• ROWS
-=-=-=-=-
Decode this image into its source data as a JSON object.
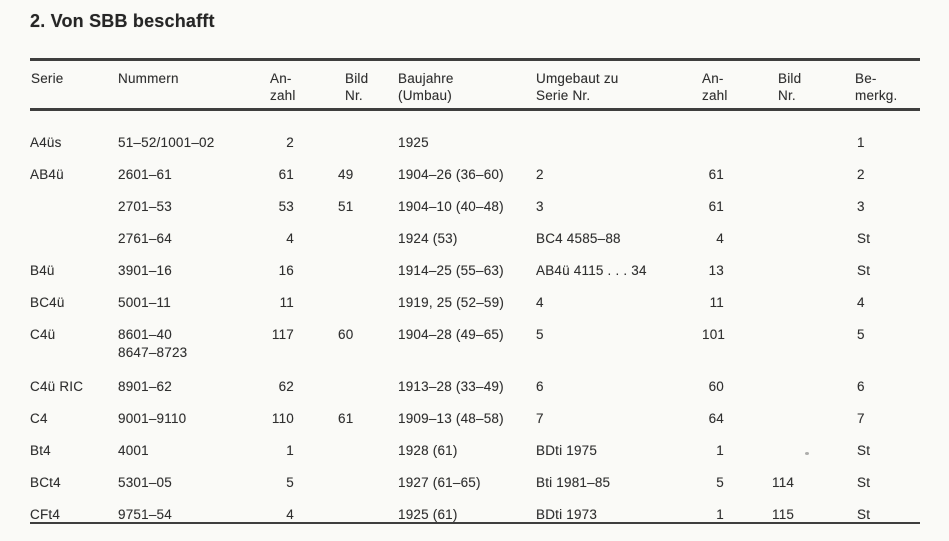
{
  "page": {
    "title": "2. Von SBB beschafft"
  },
  "colors": {
    "paper": "#fafaf7",
    "ink": "#2f2f2f",
    "rule": "#3e3e3e"
  },
  "table": {
    "headers": [
      [
        "Serie"
      ],
      [
        "Nummern"
      ],
      [
        "An-",
        "zahl"
      ],
      [
        "Bild",
        "Nr."
      ],
      [
        "Baujahre",
        "(Umbau)"
      ],
      [
        "Umgebaut zu",
        "Serie Nr."
      ],
      [
        "An-",
        "zahl"
      ],
      [
        "Bild",
        "Nr."
      ],
      [
        "Be-",
        "merkg."
      ]
    ],
    "rows": [
      {
        "cells": [
          "A4üs",
          "51–52/1001–02",
          "2",
          "",
          "1925",
          "",
          "",
          "",
          "1"
        ]
      },
      {
        "cells": [
          "AB4ü",
          "2601–61",
          "61",
          "49",
          "1904–26 (36–60)",
          "2",
          "61",
          "",
          "2"
        ]
      },
      {
        "cells": [
          "",
          "2701–53",
          "53",
          "51",
          "1904–10 (40–48)",
          "3",
          "61",
          "",
          "3"
        ]
      },
      {
        "cells": [
          "",
          "2761–64",
          "4",
          "",
          "1924 (53)",
          "BC4 4585–88",
          "4",
          "",
          "St"
        ]
      },
      {
        "cells": [
          "B4ü",
          "3901–16",
          "16",
          "",
          "1914–25 (55–63)",
          "AB4ü 4115 . . . 34",
          "13",
          "",
          "St"
        ]
      },
      {
        "cells": [
          "BC4ü",
          "5001–11",
          "11",
          "",
          "1919, 25 (52–59)",
          "4",
          "11",
          "",
          "4"
        ]
      },
      {
        "cells": [
          "C4ü",
          [
            "8601–40",
            "8647–8723"
          ],
          "117",
          "60",
          "1904–28 (49–65)",
          "5",
          "101",
          "",
          "5"
        ],
        "tall": true
      },
      {
        "cells": [
          "C4ü RIC",
          "8901–62",
          "62",
          "",
          "1913–28 (33–49)",
          "6",
          "60",
          "",
          "6"
        ]
      },
      {
        "cells": [
          "C4",
          "9001–9110",
          "110",
          "61",
          "1909–13 (48–58)",
          "7",
          "64",
          "",
          "7"
        ]
      },
      {
        "cells": [
          "Bt4",
          "4001",
          "1",
          "",
          "1928 (61)",
          "BDti 1975",
          "1",
          "",
          "St"
        ]
      },
      {
        "cells": [
          "BCt4",
          "5301–05",
          "5",
          "",
          "1927 (61–65)",
          "Bti 1981–85",
          "5",
          "114",
          "St"
        ]
      },
      {
        "cells": [
          "CFt4",
          "9751–54",
          "4",
          "",
          "1925 (61)",
          "BDti 1973",
          "1",
          "115",
          "St"
        ],
        "last": true
      }
    ],
    "column_keys": [
      "serie",
      "nummern",
      "anzahl",
      "bild-nr",
      "baujahre",
      "umgebaut-zu",
      "anzahl-2",
      "bild-nr-2",
      "bemerkg"
    ]
  }
}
-=-=-=-=-
• WORK TO DO
Return the listing above word for word, with the pictures removed.

• EXERCISE SOLUTION
Decode this image into its source data as a JSON object.
{
  "page": {
    "title": "2. Von SBB beschafft"
  },
  "colors": {
    "paper": "#fafaf7",
    "ink": "#2f2f2f",
    "rule": "#3e3e3e"
  },
  "table": {
    "headers": [
      [
        "Serie"
      ],
      [
        "Nummern"
      ],
      [
        "An-",
        "zahl"
      ],
      [
        "Bild",
        "Nr."
      ],
      [
        "Baujahre",
        "(Umbau)"
      ],
      [
        "Umgebaut zu",
        "Serie Nr."
      ],
      [
        "An-",
        "zahl"
      ],
      [
        "Bild",
        "Nr."
      ],
      [
        "Be-",
        "merkg."
      ]
    ],
    "rows": [
      {
        "cells": [
          "A4üs",
          "51–52/1001–02",
          "2",
          "",
          "1925",
          "",
          "",
          "",
          "1"
        ]
      },
      {
        "cells": [
          "AB4ü",
          "2601–61",
          "61",
          "49",
          "1904–26 (36–60)",
          "2",
          "61",
          "",
          "2"
        ]
      },
      {
        "cells": [
          "",
          "2701–53",
          "53",
          "51",
          "1904–10 (40–48)",
          "3",
          "61",
          "",
          "3"
        ]
      },
      {
        "cells": [
          "",
          "2761–64",
          "4",
          "",
          "1924 (53)",
          "BC4 4585–88",
          "4",
          "",
          "St"
        ]
      },
      {
        "cells": [
          "B4ü",
          "3901–16",
          "16",
          "",
          "1914–25 (55–63)",
          "AB4ü 4115 . . . 34",
          "13",
          "",
          "St"
        ]
      },
      {
        "cells": [
          "BC4ü",
          "5001–11",
          "11",
          "",
          "1919, 25 (52–59)",
          "4",
          "11",
          "",
          "4"
        ]
      },
      {
        "cells": [
          "C4ü",
          [
            "8601–40",
            "8647–8723"
          ],
          "117",
          "60",
          "1904–28 (49–65)",
          "5",
          "101",
          "",
          "5"
        ],
        "tall": true
      },
      {
        "cells": [
          "C4ü RIC",
          "8901–62",
          "62",
          "",
          "1913–28 (33–49)",
          "6",
          "60",
          "",
          "6"
        ]
      },
      {
        "cells": [
          "C4",
          "9001–9110",
          "110",
          "61",
          "1909–13 (48–58)",
          "7",
          "64",
          "",
          "7"
        ]
      },
      {
        "cells": [
          "Bt4",
          "4001",
          "1",
          "",
          "1928 (61)",
          "BDti 1975",
          "1",
          "",
          "St"
        ]
      },
      {
        "cells": [
          "BCt4",
          "5301–05",
          "5",
          "",
          "1927 (61–65)",
          "Bti 1981–85",
          "5",
          "114",
          "St"
        ]
      },
      {
        "cells": [
          "CFt4",
          "9751–54",
          "4",
          "",
          "1925 (61)",
          "BDti 1973",
          "1",
          "115",
          "St"
        ],
        "last": true
      }
    ],
    "column_keys": [
      "serie",
      "nummern",
      "anzahl",
      "bild-nr",
      "baujahre",
      "umgebaut-zu",
      "anzahl-2",
      "bild-nr-2",
      "bemerkg"
    ]
  }
}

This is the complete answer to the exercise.